Data records:
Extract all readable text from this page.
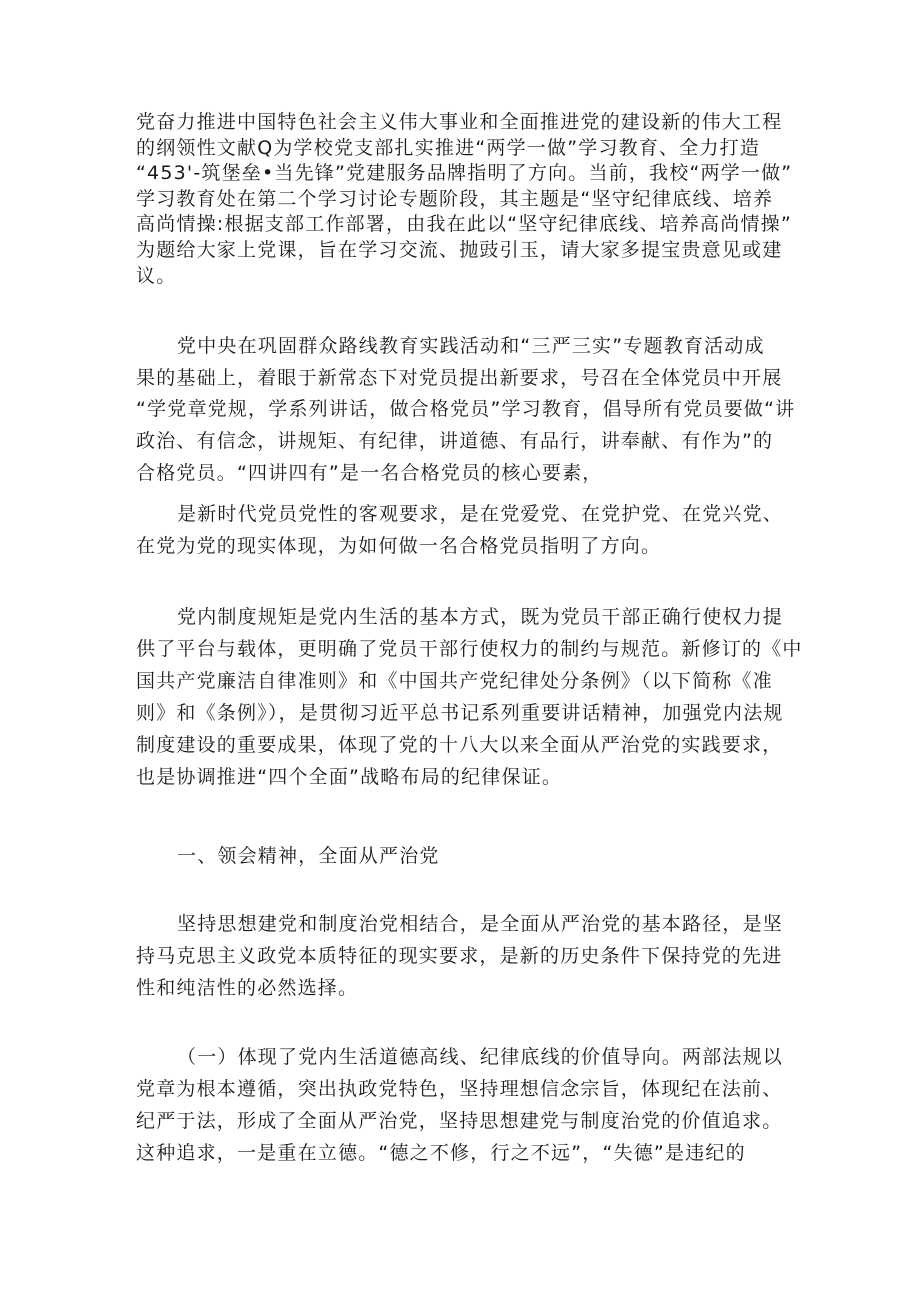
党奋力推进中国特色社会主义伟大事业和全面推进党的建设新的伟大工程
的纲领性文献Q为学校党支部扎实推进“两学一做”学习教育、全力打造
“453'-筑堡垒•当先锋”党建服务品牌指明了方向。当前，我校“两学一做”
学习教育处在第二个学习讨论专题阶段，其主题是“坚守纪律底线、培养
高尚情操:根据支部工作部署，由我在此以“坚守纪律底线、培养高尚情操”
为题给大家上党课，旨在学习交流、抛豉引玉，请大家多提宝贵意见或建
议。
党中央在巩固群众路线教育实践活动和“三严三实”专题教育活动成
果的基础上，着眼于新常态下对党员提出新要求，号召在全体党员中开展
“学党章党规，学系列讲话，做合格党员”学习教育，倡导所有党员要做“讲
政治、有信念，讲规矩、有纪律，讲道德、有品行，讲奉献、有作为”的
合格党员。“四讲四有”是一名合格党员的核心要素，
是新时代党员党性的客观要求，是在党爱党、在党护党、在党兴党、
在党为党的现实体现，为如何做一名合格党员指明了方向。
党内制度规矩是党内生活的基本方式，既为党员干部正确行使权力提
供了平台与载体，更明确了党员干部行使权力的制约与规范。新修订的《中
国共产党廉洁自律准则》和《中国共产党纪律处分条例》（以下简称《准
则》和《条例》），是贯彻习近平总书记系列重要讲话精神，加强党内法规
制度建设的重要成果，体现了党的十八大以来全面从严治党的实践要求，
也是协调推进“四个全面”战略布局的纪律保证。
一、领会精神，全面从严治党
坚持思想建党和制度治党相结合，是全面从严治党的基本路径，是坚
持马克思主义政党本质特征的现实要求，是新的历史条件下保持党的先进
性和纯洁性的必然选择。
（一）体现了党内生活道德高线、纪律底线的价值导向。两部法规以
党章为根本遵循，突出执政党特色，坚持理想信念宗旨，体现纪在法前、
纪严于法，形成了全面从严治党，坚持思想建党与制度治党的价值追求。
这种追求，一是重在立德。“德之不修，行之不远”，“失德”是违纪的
* * *
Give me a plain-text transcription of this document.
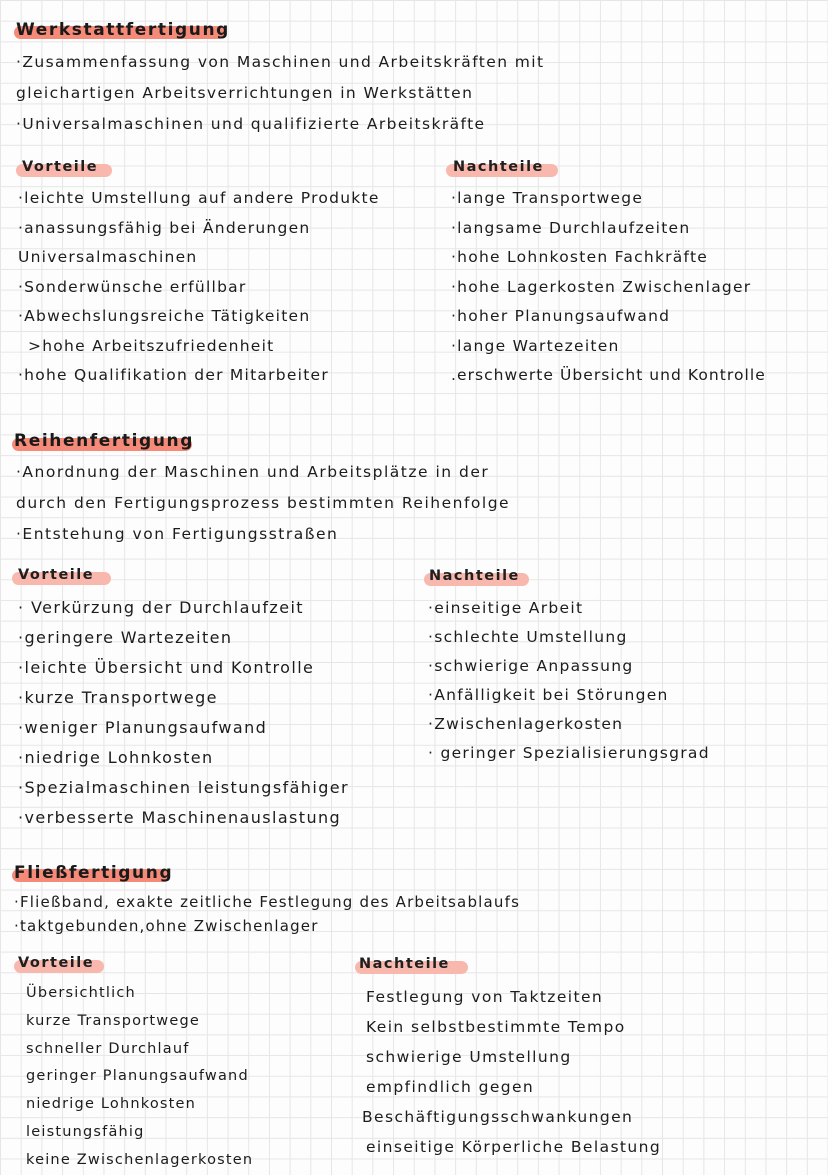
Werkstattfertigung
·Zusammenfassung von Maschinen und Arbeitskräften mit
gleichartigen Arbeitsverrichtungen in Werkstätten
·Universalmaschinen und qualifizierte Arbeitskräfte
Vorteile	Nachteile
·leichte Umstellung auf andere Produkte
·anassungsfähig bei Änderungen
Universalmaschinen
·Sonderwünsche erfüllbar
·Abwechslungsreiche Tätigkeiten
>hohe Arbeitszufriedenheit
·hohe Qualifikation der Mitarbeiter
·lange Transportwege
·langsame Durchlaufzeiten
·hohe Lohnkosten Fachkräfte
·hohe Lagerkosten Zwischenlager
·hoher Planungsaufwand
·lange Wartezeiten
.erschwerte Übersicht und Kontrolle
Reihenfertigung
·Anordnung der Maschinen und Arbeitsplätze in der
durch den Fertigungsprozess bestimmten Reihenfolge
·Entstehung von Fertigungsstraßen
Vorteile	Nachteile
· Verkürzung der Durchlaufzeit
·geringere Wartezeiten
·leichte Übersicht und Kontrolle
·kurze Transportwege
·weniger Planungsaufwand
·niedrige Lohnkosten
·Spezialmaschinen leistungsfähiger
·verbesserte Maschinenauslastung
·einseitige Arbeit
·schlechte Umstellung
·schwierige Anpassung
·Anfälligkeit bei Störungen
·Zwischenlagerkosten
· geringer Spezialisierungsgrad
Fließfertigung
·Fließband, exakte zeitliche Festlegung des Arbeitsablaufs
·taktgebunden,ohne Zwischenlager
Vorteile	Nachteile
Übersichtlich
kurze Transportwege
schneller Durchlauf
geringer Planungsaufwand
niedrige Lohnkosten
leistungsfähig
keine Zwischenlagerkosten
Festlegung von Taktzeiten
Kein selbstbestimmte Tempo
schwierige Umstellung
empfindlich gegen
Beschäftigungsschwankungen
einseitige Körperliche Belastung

• [Task prompt]:
Say how many lines in the entries contain the string "niedrige", and say nothing else.

• [Exercise answer]:
2